■ Required work ■
Transcribe nothing but the lines from the one with "Transcribe the text in this document." to the end of the entries, both included, keeping each exact and leaving every picture out.

........

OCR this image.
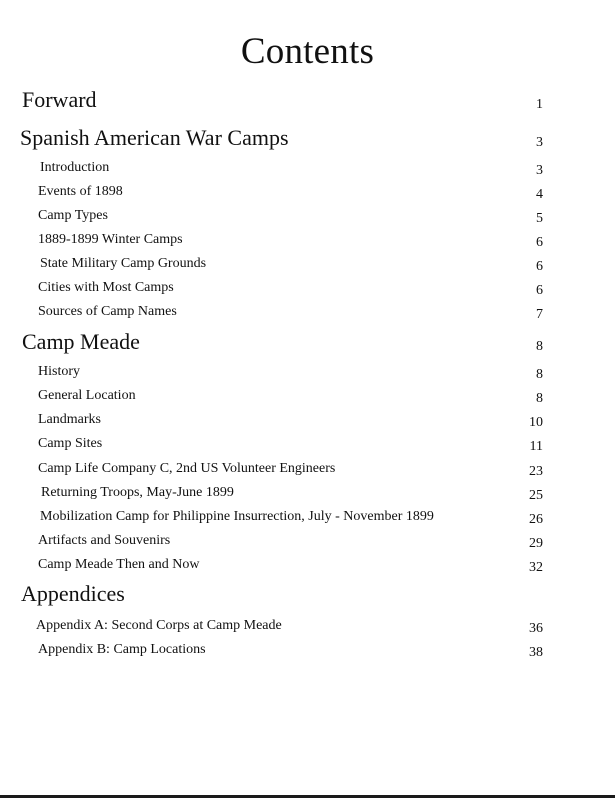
Contents
Forward	1
Spanish American War Camps	3
Introduction	3
Events of 1898	4
Camp Types	5
1889-1899 Winter Camps	6
State Military Camp Grounds	6
Cities with Most Camps	6
Sources of Camp Names	7
Camp Meade	8
History	8
General Location	8
Landmarks	10
Camp Sites	11
Camp Life Company C, 2nd US Volunteer Engineers	23
Returning Troops, May-June 1899	25
Mobilization Camp for Philippine Insurrection, July - November 1899	26
Artifacts and Souvenirs	29
Camp Meade Then and Now	32
Appendices
Appendix A: Second Corps at Camp Meade	36
Appendix B: Camp Locations	38
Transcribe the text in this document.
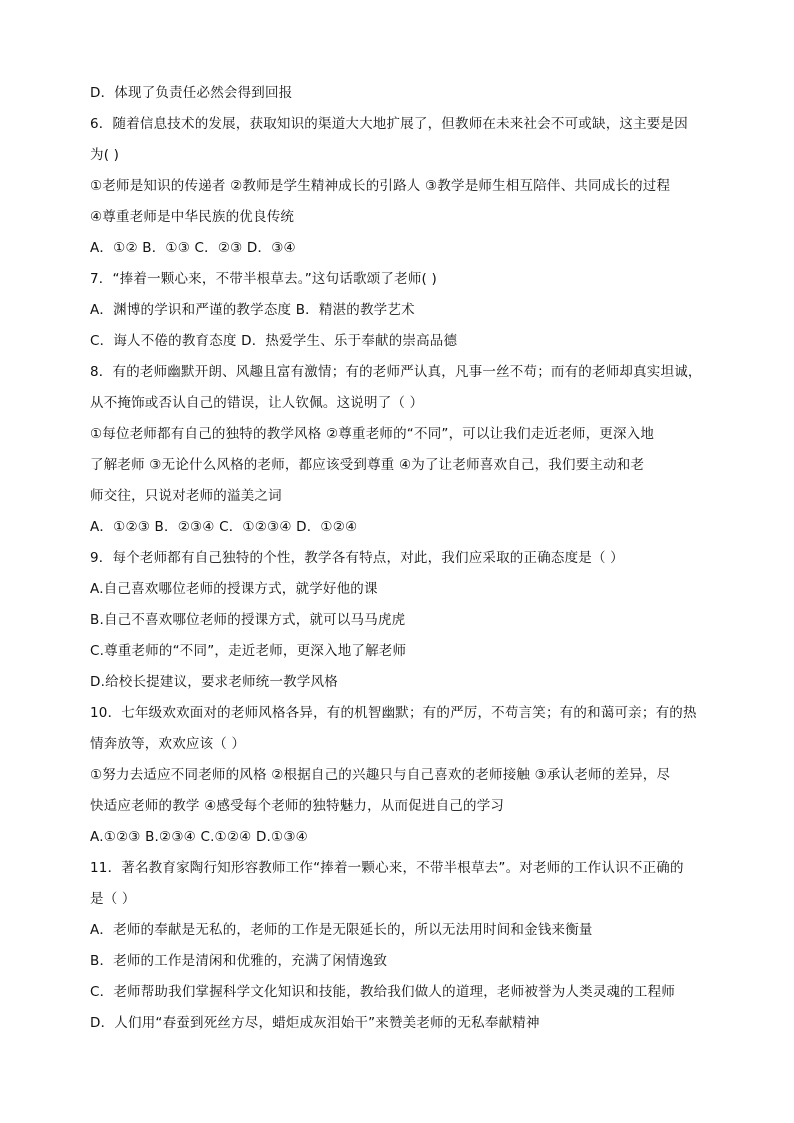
D．体现了负责任必然会得到回报
6．随着信息技术的发展，获取知识的渠道大大地扩展了，但教师在未来社会不可或缺，这主要是因
为( )
①老师是知识的传递者 ②教师是学生精神成长的引路人 ③教学是师生相互陪伴、共同成长的过程
④尊重老师是中华民族的优良传统
A．①② B．①③ C．②③ D．③④
7．“捧着一颗心来，不带半根草去。”这句话歌颂了老师( )
A．渊博的学识和严谨的教学态度 B．精湛的教学艺术
C．诲人不倦的教育态度 D．热爱学生、乐于奉献的崇高品德
8．有的老师幽默开朗、风趣且富有激情；有的老师严认真，凡事一丝不苟；而有的老师却真实坦诚，
从不掩饰或否认自己的错误，让人钦佩。这说明了（ ）
①每位老师都有自己的独特的教学风格 ②尊重老师的“不同”，可以让我们走近老师，更深入地
了解老师 ③无论什么风格的老师，都应该受到尊重 ④为了让老师喜欢自己，我们要主动和老
师交往，只说对老师的溢美之词
A．①②③ B．②③④ C．①②③④ D．①②④
9．每个老师都有自己独特的个性，教学各有特点，对此，我们应采取的正确态度是（ ）
A.自己喜欢哪位老师的授课方式，就学好他的课
B.自己不喜欢哪位老师的授课方式，就可以马马虎虎
C.尊重老师的“不同”，走近老师，更深入地了解老师
D.给校长提建议，要求老师统一教学风格
10．七年级欢欢面对的老师风格各异，有的机智幽默；有的严厉，不苟言笑；有的和蔼可亲；有的热
情奔放等，欢欢应该（ ）
①努力去适应不同老师的风格 ②根据自己的兴趣只与自己喜欢的老师接触 ③承认老师的差异，尽
快适应老师的教学 ④感受每个老师的独特魅力，从而促进自己的学习
A.①②③ B.②③④ C.①②④ D.①③④
11．著名教育家陶行知形容教师工作“捧着一颗心来，不带半根草去”。对老师的工作认识不正确的
是（ ）
A．老师的奉献是无私的，老师的工作是无限延长的，所以无法用时间和金钱来衡量
B．老师的工作是清闲和优雅的，充满了闲情逸致
C．老师帮助我们掌握科学文化知识和技能，教给我们做人的道理，老师被誉为人类灵魂的工程师
D．人们用“春蚕到死丝方尽，蜡炬成灰泪始干”来赞美老师的无私奉献精神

........

■ The completed task ■
Transcribe the text in this document.
D．体现了负责任必然会得到回报
6．随着信息技术的发展，获取知识的渠道大大地扩展了，但教师在未来社会不可或缺，这主要是因
为( )
①老师是知识的传递者 ②教师是学生精神成长的引路人 ③教学是师生相互陪伴、共同成长的过程
④尊重老师是中华民族的优良传统
A．①② B．①③ C．②③ D．③④
7．“捧着一颗心来，不带半根草去。”这句话歌颂了老师( )
A．渊博的学识和严谨的教学态度 B．精湛的教学艺术
C．诲人不倦的教育态度 D．热爱学生、乐于奉献的崇高品德
8．有的老师幽默开朗、风趣且富有激情；有的老师严认真，凡事一丝不苟；而有的老师却真实坦诚，
从不掩饰或否认自己的错误，让人钦佩。这说明了（ ）
①每位老师都有自己的独特的教学风格 ②尊重老师的“不同”，可以让我们走近老师，更深入地
了解老师 ③无论什么风格的老师，都应该受到尊重 ④为了让老师喜欢自己，我们要主动和老
师交往，只说对老师的溢美之词
A．①②③ B．②③④ C．①②③④ D．①②④
9．每个老师都有自己独特的个性，教学各有特点，对此，我们应采取的正确态度是（ ）
A.自己喜欢哪位老师的授课方式，就学好他的课
B.自己不喜欢哪位老师的授课方式，就可以马马虎虎
C.尊重老师的“不同”，走近老师，更深入地了解老师
D.给校长提建议，要求老师统一教学风格
10．七年级欢欢面对的老师风格各异，有的机智幽默；有的严厉，不苟言笑；有的和蔼可亲；有的热
情奔放等，欢欢应该（ ）
①努力去适应不同老师的风格 ②根据自己的兴趣只与自己喜欢的老师接触 ③承认老师的差异，尽
快适应老师的教学 ④感受每个老师的独特魅力，从而促进自己的学习
A.①②③ B.②③④ C.①②④ D.①③④
11．著名教育家陶行知形容教师工作“捧着一颗心来，不带半根草去”。对老师的工作认识不正确的
是（ ）
A．老师的奉献是无私的，老师的工作是无限延长的，所以无法用时间和金钱来衡量
B．老师的工作是清闲和优雅的，充满了闲情逸致
C．老师帮助我们掌握科学文化知识和技能，教给我们做人的道理，老师被誉为人类灵魂的工程师
D．人们用“春蚕到死丝方尽，蜡炬成灰泪始干”来赞美老师的无私奉献精神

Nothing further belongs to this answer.